## INSTRUCTIONS FOR THE TASK:
In the records that follow, show each line where the word "JSON" is present.

## TASK DATA:
--- begin ---

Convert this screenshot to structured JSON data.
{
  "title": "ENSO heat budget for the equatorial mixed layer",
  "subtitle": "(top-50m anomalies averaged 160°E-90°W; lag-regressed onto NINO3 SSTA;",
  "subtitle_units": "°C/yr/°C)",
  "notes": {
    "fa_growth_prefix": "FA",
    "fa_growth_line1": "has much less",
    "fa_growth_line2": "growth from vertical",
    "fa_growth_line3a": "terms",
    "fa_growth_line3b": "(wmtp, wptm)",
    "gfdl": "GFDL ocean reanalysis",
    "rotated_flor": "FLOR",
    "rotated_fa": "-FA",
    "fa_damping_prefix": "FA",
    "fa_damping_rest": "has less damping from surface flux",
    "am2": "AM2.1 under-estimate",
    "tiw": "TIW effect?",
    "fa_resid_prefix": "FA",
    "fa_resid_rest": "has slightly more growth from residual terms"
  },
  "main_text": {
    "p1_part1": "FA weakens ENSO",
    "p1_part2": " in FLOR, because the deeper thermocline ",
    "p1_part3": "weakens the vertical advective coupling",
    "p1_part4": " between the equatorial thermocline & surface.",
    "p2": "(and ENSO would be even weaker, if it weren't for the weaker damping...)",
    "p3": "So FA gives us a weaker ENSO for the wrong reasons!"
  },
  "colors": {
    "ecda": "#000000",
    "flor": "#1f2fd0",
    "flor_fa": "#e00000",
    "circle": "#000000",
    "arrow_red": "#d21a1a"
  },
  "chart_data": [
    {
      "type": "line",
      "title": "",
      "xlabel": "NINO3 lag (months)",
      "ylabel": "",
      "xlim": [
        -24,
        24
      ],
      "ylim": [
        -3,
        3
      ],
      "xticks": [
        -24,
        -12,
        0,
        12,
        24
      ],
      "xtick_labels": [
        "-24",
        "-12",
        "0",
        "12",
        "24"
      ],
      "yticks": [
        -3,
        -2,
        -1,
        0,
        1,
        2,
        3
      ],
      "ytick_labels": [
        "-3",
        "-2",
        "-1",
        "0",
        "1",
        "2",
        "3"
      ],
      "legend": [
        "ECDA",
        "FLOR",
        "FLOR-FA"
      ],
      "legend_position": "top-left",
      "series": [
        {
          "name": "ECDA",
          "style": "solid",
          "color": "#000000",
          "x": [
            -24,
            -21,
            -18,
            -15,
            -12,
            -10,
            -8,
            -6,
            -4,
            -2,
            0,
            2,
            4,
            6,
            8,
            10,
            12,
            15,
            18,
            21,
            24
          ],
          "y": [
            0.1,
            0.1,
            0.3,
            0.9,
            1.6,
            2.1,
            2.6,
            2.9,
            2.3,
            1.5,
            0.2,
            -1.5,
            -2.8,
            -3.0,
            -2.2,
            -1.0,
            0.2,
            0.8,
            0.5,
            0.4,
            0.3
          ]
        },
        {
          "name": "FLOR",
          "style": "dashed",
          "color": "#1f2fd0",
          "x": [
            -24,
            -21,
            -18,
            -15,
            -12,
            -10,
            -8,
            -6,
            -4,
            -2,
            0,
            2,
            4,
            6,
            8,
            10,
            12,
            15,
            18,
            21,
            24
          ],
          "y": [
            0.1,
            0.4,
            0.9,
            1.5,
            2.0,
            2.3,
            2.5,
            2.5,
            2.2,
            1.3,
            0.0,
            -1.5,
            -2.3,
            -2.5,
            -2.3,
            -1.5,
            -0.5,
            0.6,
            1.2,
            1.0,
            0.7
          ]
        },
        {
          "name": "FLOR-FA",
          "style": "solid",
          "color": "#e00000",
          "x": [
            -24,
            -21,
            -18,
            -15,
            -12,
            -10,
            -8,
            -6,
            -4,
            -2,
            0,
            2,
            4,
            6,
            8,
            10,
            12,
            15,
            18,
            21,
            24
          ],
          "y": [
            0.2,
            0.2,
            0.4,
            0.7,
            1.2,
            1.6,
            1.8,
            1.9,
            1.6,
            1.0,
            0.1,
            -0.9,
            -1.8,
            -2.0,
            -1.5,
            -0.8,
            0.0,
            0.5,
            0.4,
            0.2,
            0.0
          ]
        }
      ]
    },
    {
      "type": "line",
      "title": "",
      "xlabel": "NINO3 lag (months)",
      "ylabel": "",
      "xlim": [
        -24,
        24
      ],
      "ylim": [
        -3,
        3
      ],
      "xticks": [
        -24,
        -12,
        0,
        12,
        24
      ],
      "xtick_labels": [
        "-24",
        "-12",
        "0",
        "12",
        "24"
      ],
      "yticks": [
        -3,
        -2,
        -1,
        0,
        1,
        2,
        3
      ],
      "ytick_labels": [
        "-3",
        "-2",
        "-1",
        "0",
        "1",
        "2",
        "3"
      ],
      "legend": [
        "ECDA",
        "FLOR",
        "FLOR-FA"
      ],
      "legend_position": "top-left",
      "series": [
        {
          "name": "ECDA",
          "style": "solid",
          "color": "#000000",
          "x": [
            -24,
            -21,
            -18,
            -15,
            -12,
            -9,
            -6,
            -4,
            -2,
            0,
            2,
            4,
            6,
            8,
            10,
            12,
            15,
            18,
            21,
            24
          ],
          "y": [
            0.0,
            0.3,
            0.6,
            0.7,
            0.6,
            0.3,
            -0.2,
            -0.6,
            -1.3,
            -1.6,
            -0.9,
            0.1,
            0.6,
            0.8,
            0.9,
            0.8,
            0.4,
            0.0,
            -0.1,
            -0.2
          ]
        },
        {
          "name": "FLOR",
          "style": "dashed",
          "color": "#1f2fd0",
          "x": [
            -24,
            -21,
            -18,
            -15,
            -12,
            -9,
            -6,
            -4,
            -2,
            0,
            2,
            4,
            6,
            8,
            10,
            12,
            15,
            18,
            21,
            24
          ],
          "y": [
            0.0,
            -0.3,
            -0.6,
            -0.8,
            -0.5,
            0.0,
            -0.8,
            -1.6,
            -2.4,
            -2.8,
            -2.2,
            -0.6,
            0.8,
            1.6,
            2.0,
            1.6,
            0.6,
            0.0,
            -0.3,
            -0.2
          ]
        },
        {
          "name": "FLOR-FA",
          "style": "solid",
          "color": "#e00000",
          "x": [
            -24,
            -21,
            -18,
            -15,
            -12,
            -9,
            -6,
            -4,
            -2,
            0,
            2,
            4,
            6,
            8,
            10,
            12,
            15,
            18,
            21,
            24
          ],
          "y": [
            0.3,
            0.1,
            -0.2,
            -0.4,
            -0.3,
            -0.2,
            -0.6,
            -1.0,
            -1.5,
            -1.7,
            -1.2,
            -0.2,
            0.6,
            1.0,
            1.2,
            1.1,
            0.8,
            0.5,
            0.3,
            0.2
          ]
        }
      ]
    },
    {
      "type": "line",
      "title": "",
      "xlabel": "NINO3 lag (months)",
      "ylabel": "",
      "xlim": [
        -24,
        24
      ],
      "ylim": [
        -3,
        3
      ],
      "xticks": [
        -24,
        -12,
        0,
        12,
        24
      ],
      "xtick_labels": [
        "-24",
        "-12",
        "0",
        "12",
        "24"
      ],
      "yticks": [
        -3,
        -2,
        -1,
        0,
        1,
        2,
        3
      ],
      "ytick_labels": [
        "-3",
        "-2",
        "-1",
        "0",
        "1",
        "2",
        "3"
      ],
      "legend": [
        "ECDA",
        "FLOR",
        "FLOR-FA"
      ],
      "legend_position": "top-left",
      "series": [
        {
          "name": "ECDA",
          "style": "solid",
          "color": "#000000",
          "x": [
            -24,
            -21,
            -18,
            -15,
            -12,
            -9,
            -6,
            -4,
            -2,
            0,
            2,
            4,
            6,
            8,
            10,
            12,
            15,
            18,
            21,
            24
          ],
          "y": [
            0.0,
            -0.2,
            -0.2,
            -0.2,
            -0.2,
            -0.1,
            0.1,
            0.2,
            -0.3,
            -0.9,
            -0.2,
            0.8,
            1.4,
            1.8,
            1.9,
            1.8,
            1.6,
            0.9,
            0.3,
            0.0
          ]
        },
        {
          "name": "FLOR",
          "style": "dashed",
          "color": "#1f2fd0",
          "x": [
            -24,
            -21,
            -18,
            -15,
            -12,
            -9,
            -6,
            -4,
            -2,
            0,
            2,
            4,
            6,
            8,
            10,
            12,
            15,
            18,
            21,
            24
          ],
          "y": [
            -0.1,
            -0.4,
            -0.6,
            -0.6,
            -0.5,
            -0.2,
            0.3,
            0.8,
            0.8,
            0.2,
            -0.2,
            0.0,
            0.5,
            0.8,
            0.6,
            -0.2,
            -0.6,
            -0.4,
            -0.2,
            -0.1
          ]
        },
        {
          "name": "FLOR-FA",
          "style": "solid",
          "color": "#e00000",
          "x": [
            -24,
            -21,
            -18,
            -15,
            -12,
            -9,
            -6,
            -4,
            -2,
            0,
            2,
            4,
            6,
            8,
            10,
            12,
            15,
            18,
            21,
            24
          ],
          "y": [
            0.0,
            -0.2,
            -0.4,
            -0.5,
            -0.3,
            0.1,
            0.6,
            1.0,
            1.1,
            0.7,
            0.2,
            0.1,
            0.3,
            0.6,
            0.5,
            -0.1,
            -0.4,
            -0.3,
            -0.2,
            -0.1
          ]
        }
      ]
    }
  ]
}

--- end ---
--- begin ---

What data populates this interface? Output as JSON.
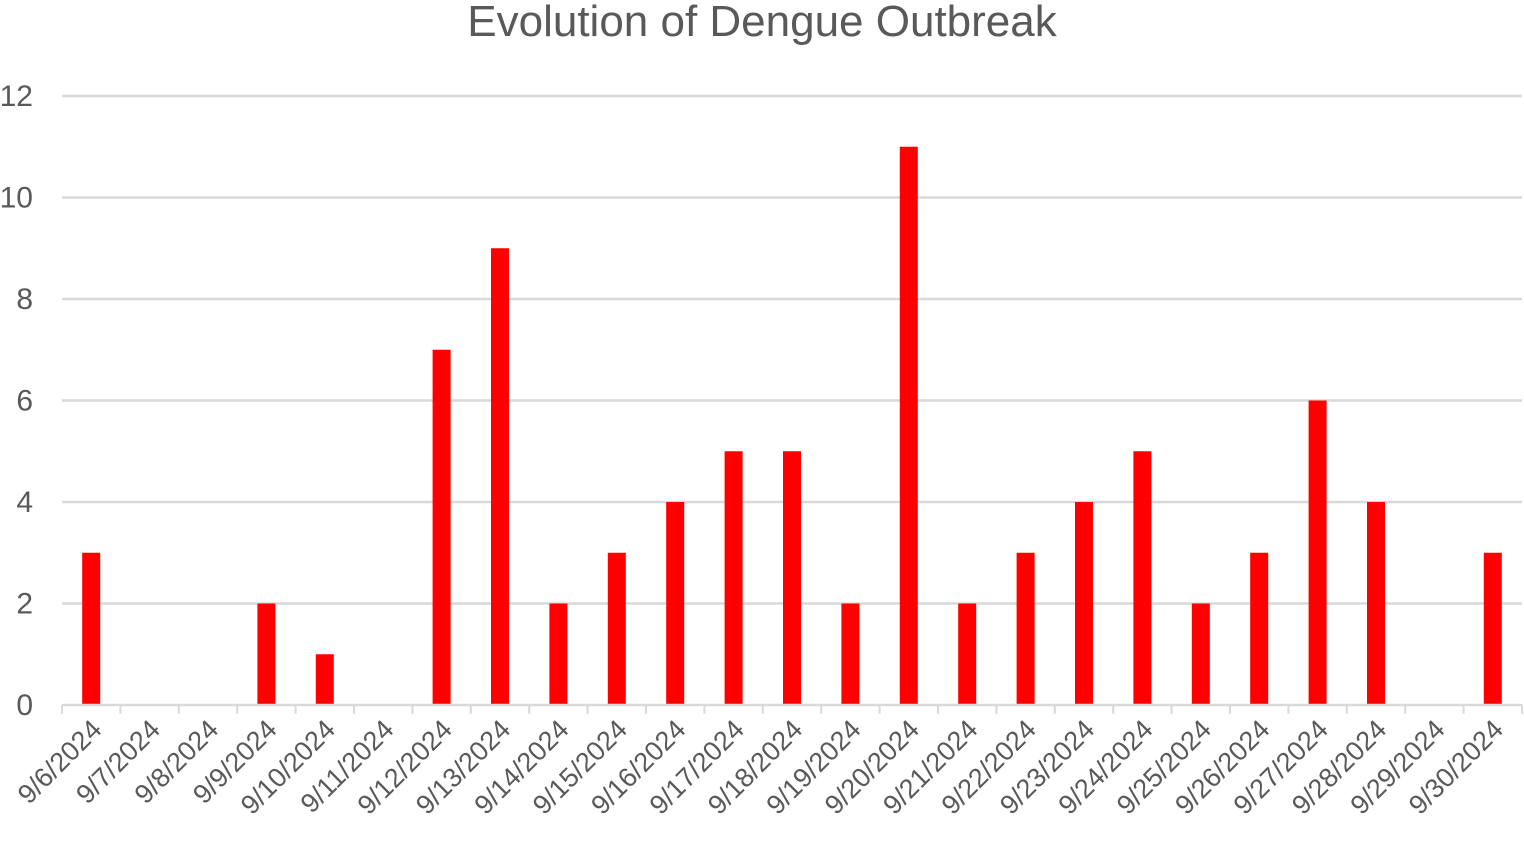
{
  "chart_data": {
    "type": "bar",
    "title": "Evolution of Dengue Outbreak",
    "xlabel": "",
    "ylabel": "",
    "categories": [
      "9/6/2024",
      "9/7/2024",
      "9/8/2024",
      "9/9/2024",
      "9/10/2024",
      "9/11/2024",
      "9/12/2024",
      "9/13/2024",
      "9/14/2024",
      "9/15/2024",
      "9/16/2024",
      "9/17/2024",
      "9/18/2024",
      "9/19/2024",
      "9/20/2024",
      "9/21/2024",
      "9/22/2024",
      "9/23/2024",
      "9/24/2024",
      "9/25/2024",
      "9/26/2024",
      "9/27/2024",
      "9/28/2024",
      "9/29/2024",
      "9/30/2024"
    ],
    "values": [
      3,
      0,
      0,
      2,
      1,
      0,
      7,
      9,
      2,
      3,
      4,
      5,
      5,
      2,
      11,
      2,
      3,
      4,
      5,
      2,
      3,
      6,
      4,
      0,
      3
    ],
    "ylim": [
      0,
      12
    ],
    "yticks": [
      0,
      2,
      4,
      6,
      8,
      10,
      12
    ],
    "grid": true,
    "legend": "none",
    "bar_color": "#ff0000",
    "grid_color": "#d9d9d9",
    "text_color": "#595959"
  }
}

--- end ---

## RESULT OF THIS EXERCISE:
Convert this screenshot to structured JSON data.
What data populates this interface? Output as JSON.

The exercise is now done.